What the task requires: Count the lines below that contain the word "color", and reply with only that number.

Entries supplied:
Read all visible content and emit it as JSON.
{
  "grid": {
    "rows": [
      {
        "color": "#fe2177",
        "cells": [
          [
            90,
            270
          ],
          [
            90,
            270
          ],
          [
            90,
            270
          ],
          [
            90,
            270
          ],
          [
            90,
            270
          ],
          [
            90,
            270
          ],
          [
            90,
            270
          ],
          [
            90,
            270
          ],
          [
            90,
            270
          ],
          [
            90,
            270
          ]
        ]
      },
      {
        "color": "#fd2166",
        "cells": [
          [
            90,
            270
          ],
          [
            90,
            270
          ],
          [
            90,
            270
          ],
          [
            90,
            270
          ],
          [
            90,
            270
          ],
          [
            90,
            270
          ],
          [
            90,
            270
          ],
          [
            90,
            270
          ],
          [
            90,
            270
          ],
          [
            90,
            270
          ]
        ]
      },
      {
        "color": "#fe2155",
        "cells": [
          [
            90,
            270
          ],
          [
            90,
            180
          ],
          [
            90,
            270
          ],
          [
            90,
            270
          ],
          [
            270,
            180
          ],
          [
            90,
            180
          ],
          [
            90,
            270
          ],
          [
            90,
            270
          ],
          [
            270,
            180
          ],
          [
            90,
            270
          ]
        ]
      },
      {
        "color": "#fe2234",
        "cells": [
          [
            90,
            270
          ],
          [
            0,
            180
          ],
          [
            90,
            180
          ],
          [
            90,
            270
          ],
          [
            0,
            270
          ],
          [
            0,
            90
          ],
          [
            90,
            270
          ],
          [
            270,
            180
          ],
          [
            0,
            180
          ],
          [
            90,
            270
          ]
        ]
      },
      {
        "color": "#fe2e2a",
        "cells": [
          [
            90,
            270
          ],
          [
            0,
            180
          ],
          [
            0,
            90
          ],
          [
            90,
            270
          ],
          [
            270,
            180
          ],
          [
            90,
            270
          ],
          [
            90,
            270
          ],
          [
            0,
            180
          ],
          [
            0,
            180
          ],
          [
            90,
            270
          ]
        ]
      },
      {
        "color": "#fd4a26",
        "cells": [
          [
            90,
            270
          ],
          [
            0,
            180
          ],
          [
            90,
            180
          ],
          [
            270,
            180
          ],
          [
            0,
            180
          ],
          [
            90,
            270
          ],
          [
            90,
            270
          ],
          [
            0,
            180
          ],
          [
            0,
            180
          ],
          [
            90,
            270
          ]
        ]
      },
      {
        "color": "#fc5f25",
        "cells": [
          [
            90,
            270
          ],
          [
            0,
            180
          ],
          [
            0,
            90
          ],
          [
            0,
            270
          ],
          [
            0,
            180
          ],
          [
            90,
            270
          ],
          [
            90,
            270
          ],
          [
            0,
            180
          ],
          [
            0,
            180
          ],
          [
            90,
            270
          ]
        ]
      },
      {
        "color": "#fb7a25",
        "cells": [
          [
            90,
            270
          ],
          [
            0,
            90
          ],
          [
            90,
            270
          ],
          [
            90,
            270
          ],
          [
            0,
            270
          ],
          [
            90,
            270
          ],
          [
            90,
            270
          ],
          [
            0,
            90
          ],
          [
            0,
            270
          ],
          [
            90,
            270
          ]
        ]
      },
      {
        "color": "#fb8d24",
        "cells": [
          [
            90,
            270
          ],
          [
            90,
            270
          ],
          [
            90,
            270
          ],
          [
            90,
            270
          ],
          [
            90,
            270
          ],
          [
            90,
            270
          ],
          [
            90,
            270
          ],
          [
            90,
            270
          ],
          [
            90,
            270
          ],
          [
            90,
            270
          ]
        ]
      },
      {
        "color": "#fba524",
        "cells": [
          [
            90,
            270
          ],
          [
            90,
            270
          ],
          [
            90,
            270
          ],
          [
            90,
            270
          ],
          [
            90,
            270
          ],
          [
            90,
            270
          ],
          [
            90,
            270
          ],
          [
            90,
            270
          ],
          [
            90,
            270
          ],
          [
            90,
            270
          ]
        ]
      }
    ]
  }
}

Answer: 10